Rewrite the rows below as a two-column Markdown table headed Number and Entry. Give each row its number, put the row itself in the second column, and leave out any blank lines.
--- start ENTRIES ---
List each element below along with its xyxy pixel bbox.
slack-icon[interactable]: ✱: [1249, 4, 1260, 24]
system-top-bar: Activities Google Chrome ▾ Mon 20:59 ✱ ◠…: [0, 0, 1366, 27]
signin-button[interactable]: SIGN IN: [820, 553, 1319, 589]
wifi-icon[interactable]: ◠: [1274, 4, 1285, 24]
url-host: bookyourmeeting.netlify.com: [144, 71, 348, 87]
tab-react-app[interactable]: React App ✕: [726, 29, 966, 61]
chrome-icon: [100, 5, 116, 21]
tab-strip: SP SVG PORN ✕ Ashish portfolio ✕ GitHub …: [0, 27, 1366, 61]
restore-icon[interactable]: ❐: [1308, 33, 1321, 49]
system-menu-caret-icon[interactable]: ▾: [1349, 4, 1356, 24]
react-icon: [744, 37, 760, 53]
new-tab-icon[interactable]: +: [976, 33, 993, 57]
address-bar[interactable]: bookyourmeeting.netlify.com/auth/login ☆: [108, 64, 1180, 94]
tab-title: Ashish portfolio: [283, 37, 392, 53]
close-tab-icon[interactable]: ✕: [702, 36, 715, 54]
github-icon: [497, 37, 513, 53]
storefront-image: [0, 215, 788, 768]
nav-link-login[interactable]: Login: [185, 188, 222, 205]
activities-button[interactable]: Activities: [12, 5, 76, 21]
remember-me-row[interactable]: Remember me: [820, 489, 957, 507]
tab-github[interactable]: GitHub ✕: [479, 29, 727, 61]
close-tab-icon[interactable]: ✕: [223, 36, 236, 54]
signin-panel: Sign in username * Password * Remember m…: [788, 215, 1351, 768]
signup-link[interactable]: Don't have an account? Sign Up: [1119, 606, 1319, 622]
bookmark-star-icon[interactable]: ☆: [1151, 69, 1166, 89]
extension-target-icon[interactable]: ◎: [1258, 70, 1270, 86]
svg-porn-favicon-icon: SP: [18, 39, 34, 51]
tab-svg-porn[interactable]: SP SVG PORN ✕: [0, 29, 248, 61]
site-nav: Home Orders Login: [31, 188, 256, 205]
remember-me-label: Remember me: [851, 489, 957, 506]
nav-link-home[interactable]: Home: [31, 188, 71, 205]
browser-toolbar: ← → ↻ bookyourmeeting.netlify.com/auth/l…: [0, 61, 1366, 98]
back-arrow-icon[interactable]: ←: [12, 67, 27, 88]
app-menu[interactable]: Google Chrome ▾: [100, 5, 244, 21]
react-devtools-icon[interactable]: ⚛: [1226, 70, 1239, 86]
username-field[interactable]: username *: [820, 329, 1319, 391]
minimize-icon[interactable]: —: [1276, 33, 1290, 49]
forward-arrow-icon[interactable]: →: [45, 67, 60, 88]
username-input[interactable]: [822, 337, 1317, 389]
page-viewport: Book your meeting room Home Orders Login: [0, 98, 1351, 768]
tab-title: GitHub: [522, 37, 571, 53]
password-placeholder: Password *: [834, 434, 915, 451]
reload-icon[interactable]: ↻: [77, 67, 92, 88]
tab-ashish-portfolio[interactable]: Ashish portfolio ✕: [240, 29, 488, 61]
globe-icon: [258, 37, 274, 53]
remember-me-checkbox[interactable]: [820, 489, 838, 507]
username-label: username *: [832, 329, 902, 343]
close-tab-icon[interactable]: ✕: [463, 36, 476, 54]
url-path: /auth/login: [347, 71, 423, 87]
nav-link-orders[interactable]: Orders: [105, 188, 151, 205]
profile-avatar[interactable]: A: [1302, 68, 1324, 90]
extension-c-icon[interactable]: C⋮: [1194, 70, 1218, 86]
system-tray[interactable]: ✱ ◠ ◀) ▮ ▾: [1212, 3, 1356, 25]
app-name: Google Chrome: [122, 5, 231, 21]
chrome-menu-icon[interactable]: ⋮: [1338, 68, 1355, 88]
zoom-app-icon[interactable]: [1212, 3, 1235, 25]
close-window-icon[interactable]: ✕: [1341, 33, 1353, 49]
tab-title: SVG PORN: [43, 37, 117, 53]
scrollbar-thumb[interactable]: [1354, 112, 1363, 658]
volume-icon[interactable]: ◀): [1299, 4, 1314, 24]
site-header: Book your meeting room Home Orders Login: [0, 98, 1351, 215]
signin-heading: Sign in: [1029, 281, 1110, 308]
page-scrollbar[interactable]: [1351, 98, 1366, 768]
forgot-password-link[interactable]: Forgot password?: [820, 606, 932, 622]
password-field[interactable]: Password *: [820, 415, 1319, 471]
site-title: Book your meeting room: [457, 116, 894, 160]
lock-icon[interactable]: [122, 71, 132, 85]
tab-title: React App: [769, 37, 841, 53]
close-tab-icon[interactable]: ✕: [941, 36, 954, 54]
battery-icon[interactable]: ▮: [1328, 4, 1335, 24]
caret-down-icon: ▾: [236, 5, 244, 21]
--- end ENTRIES ---
* RESPONSE TO THIS EXERCISE *
| Number | Entry |
|---|---|
| 1 | List each element below along with its xyxy pixel bbox. |
| 2 | slack-icon[interactable]: ✱: [1249, 4, 1260, 24] |
| 3 | system-top-bar: Activities Google Chrome ▾ Mon 20:59 ✱ ◠…: [0, 0, 1366, 27] |
| 4 | signin-button[interactable]: SIGN IN: [820, 553, 1319, 589] |
| 5 | wifi-icon[interactable]: ◠: [1274, 4, 1285, 24] |
| 6 | url-host: bookyourmeeting.netlify.com: [144, 71, 348, 87] |
| 7 | tab-react-app[interactable]: React App ✕: [726, 29, 966, 61] |
| 8 | chrome-icon: [100, 5, 116, 21] |
| 9 | tab-strip: SP SVG PORN ✕ Ashish portfolio ✕ GitHub …: [0, 27, 1366, 61] |
| 10 | restore-icon[interactable]: ❐: [1308, 33, 1321, 49] |
| 11 | system-menu-caret-icon[interactable]: ▾: [1349, 4, 1356, 24] |
| 12 | react-icon: [744, 37, 760, 53] |
| 13 | new-tab-icon[interactable]: +: [976, 33, 993, 57] |
| 14 | address-bar[interactable]: bookyourmeeting.netlify.com/auth/login ☆: [108, 64, 1180, 94] |
| 15 | tab-title: Ashish portfolio: [283, 37, 392, 53] |
| 16 | close-tab-icon[interactable]: ✕: [702, 36, 715, 54] |
| 17 | github-icon: [497, 37, 513, 53] |
| 18 | storefront-image: [0, 215, 788, 768] |
| 19 | nav-link-login[interactable]: Login: [185, 188, 222, 205] |
| 20 | activities-button[interactable]: Activities: [12, 5, 76, 21] |
| 21 | remember-me-row[interactable]: Remember me: [820, 489, 957, 507] |
| 22 | tab-github[interactable]: GitHub ✕: [479, 29, 727, 61] |
| 23 | close-tab-icon[interactable]: ✕: [223, 36, 236, 54] |
| 24 | signin-panel: Sign in username * Password * Remember m…: [788, 215, 1351, 768] |
| 25 | signup-link[interactable]: Don't have an account? Sign Up: [1119, 606, 1319, 622] |
| 26 | bookmark-star-icon[interactable]: ☆: [1151, 69, 1166, 89] |
| 27 | extension-target-icon[interactable]: ◎: [1258, 70, 1270, 86] |
| 28 | svg-porn-favicon-icon: SP: [18, 39, 34, 51] |
| 29 | tab-svg-porn[interactable]: SP SVG PORN ✕: [0, 29, 248, 61] |
| 30 | site-nav: Home Orders Login: [31, 188, 256, 205] |
| 31 | remember-me-label: Remember me: [851, 489, 957, 506] |
| 32 | nav-link-home[interactable]: Home: [31, 188, 71, 205] |
| 33 | browser-toolbar: ← → ↻ bookyourmeeting.netlify.com/auth/l…: [0, 61, 1366, 98] |
| 34 | back-arrow-icon[interactable]: ←: [12, 67, 27, 88] |
| 35 | app-menu[interactable]: Google Chrome ▾: [100, 5, 244, 21] |
| 36 | react-devtools-icon[interactable]: ⚛: [1226, 70, 1239, 86] |
| 37 | username-field[interactable]: username *: [820, 329, 1319, 391] |
| 38 | minimize-icon[interactable]: —: [1276, 33, 1290, 49] |
| 39 | forward-arrow-icon[interactable]: →: [45, 67, 60, 88] |
| 40 | username-input[interactable]: [822, 337, 1317, 389] |
| 41 | page-viewport: Book your meeting room Home Orders Login: [0, 98, 1351, 768] |
| 42 | tab-title: GitHub: [522, 37, 571, 53] |
| 43 | password-placeholder: Password *: [834, 434, 915, 451] |
| 44 | reload-icon[interactable]: ↻: [77, 67, 92, 88] |
| 45 | tab-ashish-portfolio[interactable]: Ashish portfolio ✕: [240, 29, 488, 61] |
| 46 | globe-icon: [258, 37, 274, 53] |
| 47 | remember-me-checkbox[interactable]: [820, 489, 838, 507] |
| 48 | username-label: username *: [832, 329, 902, 343] |
| 49 | close-tab-icon[interactable]: ✕: [463, 36, 476, 54] |
| 50 | url-path: /auth/login: [347, 71, 423, 87] |
| 51 | nav-link-orders[interactable]: Orders: [105, 188, 151, 205] |
| 52 | profile-avatar[interactable]: A: [1302, 68, 1324, 90] |
| 53 | extension-c-icon[interactable]: C⋮: [1194, 70, 1218, 86] |
| 54 | system-tray[interactable]: ✱ ◠ ◀) ▮ ▾: [1212, 3, 1356, 25] |
| 55 | app-name: Google Chrome: [122, 5, 231, 21] |
| 56 | chrome-menu-icon[interactable]: ⋮: [1338, 68, 1355, 88] |
| 57 | zoom-app-icon[interactable]: [1212, 3, 1235, 25] |
| 58 | close-window-icon[interactable]: ✕: [1341, 33, 1353, 49] |
| 59 | tab-title: SVG PORN: [43, 37, 117, 53] |
| 60 | scrollbar-thumb[interactable]: [1354, 112, 1363, 658] |
| 61 | volume-icon[interactable]: ◀): [1299, 4, 1314, 24] |
| 62 | site-header: Book your meeting room Home Orders Login: [0, 98, 1351, 215] |
| 63 | signin-heading: Sign in: [1029, 281, 1110, 308] |
| 64 | page-scrollbar[interactable]: [1351, 98, 1366, 768] |
| 65 | forgot-password-link[interactable]: Forgot password?: [820, 606, 932, 622] |
| 66 | password-field[interactable]: Password *: [820, 415, 1319, 471] |
| 67 | site-title: Book your meeting room: [457, 116, 894, 160] |
| 68 | lock-icon[interactable]: [122, 71, 132, 85] |
| 69 | tab-title: React App: [769, 37, 841, 53] |
| 70 | close-tab-icon[interactable]: ✕: [941, 36, 954, 54] |
| 71 | battery-icon[interactable]: ▮: [1328, 4, 1335, 24] |
| 72 | caret-down-icon: ▾: [236, 5, 244, 21] |